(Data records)
▼▼▼
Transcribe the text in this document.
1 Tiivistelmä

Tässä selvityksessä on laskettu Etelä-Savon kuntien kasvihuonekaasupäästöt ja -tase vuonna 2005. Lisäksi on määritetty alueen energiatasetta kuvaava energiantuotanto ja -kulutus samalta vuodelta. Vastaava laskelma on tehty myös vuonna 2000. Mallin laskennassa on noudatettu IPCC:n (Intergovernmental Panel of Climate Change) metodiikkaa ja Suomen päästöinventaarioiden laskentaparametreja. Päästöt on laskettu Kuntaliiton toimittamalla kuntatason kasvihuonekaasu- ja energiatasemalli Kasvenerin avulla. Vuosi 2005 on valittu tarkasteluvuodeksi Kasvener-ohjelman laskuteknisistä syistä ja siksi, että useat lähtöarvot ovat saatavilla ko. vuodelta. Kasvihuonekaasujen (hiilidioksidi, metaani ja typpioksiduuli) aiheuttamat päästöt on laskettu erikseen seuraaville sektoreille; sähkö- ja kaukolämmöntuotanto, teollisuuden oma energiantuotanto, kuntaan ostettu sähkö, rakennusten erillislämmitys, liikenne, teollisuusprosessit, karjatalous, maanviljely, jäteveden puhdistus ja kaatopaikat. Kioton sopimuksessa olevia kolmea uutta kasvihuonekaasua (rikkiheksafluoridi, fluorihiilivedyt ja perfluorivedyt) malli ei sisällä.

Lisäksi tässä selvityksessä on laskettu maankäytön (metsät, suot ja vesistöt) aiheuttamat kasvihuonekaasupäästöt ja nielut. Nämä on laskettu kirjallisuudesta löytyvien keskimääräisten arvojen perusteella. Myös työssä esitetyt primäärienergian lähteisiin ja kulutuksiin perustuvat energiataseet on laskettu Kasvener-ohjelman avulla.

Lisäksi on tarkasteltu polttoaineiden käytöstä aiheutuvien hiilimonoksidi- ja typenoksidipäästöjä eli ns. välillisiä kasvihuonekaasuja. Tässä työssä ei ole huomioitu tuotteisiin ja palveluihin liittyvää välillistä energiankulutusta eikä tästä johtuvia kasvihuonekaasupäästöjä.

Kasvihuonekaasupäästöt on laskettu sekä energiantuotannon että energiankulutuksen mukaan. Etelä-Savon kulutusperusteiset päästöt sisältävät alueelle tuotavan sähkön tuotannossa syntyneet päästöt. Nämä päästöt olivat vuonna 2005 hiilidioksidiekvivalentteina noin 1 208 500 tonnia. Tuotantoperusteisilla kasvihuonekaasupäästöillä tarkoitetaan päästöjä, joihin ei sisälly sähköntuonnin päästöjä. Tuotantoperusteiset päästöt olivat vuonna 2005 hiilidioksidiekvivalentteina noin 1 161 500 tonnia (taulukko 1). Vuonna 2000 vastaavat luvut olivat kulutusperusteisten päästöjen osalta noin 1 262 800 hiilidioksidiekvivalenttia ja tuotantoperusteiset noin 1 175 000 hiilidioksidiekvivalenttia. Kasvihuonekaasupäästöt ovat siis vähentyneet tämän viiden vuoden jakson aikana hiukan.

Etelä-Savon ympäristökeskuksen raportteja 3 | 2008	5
▲▲▲
Return the entries above exactly, each one complete.

Transcribe the text in this document.
1 Tiivistelmä

Tässä selvityksessä on laskettu Etelä-Savon kuntien kasvihuonekaasupäästöt ja -tase vuonna 2005. Lisäksi on määritetty alueen energiatasetta kuvaava energiantuotanto ja -kulutus samalta vuodelta. Vastaava laskelma on tehty myös vuonna 2000. Mallin laskennassa on noudatettu IPCC:n (Intergovernmental Panel of Climate Change) metodiikkaa ja Suomen päästöinventaarioiden laskentaparametreja. Päästöt on laskettu Kuntaliiton toimittamalla kuntatason kasvihuonekaasu- ja energiatasemalli Kasvenerin avulla. Vuosi 2005 on valittu tarkasteluvuodeksi Kasvener-ohjelman laskuteknisistä syistä ja siksi, että useat lähtöarvot ovat saatavilla ko. vuodelta. Kasvihuonekaasujen (hiilidioksidi, metaani ja typpioksiduuli) aiheuttamat päästöt on laskettu erikseen seuraaville sektoreille; sähkö- ja kaukolämmöntuotanto, teollisuuden oma energiantuotanto, kuntaan ostettu sähkö, rakennusten erillislämmitys, liikenne, teollisuusprosessit, karjatalous, maanviljely, jäteveden puhdistus ja kaatopaikat. Kioton sopimuksessa olevia kolmea uutta kasvihuonekaasua (rikkiheksafluoridi, fluorihiilivedyt ja perfluorivedyt) malli ei sisällä.

Lisäksi tässä selvityksessä on laskettu maankäytön (metsät, suot ja vesistöt) aiheuttamat kasvihuonekaasupäästöt ja nielut. Nämä on laskettu kirjallisuudesta löytyvien keskimääräisten arvojen perusteella. Myös työssä esitetyt primäärienergian lähteisiin ja kulutuksiin perustuvat energiataseet on laskettu Kasvener-ohjelman avulla.

Lisäksi on tarkasteltu polttoaineiden käytöstä aiheutuvien hiilimonoksidi- ja typenoksidipäästöjä eli ns. välillisiä kasvihuonekaasuja. Tässä työssä ei ole huomioitu tuotteisiin ja palveluihin liittyvää välillistä energiankulutusta eikä tästä johtuvia kasvihuonekaasupäästöjä.

Kasvihuonekaasupäästöt on laskettu sekä energiantuotannon että energiankulutuksen mukaan. Etelä-Savon kulutusperusteiset päästöt sisältävät alueelle tuotavan sähkön tuotannossa syntyneet päästöt. Nämä päästöt olivat vuonna 2005 hiilidioksidiekvivalentteina noin 1 208 500 tonnia. Tuotantoperusteisilla kasvihuonekaasupäästöillä tarkoitetaan päästöjä, joihin ei sisälly sähköntuonnin päästöjä. Tuotantoperusteiset päästöt olivat vuonna 2005 hiilidioksidiekvivalentteina noin 1 161 500 tonnia (taulukko 1). Vuonna 2000 vastaavat luvut olivat kulutusperusteisten päästöjen osalta noin 1 262 800 hiilidioksidiekvivalenttia ja tuotantoperusteiset noin 1 175 000 hiilidioksidiekvivalenttia. Kasvihuonekaasupäästöt ovat siis vähentyneet tämän viiden vuoden jakson aikana hiukan.

Etelä-Savon ympäristökeskuksen raportteja 3 | 2008	5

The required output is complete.